__Task to carry out__:
Give the number of lines that contain the string "JSON", and nothing else.

Entries taken from a collection
---*---
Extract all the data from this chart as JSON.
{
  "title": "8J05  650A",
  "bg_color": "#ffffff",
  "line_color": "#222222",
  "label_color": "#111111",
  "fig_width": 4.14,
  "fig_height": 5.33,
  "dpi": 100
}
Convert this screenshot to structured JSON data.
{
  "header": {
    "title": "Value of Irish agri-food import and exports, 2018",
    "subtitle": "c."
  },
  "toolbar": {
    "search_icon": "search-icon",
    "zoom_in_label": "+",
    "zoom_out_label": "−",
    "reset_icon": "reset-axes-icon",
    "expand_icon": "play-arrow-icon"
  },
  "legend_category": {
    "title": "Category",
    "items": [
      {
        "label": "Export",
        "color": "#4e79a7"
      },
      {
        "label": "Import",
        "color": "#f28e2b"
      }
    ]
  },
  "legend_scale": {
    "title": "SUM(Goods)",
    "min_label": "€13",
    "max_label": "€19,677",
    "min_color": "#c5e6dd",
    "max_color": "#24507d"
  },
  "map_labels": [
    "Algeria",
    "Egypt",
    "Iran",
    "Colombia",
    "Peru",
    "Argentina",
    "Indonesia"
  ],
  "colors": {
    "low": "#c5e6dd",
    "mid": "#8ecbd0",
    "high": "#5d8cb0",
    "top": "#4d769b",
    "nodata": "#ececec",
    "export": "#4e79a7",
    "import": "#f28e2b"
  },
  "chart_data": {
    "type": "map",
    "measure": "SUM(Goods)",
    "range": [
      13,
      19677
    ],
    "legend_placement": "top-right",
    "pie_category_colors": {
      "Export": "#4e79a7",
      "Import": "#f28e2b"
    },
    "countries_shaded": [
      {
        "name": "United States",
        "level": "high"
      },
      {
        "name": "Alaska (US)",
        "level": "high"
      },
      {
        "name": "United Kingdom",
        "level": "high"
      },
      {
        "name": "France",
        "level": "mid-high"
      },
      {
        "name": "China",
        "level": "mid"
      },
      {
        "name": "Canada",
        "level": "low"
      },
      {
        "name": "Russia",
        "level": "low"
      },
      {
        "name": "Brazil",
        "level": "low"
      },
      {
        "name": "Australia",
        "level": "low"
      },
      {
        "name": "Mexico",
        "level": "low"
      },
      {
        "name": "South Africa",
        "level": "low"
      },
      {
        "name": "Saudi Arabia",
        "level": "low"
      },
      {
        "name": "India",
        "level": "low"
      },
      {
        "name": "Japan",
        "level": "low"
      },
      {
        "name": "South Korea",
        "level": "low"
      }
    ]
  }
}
---*---
__Solution to this exercise__:
2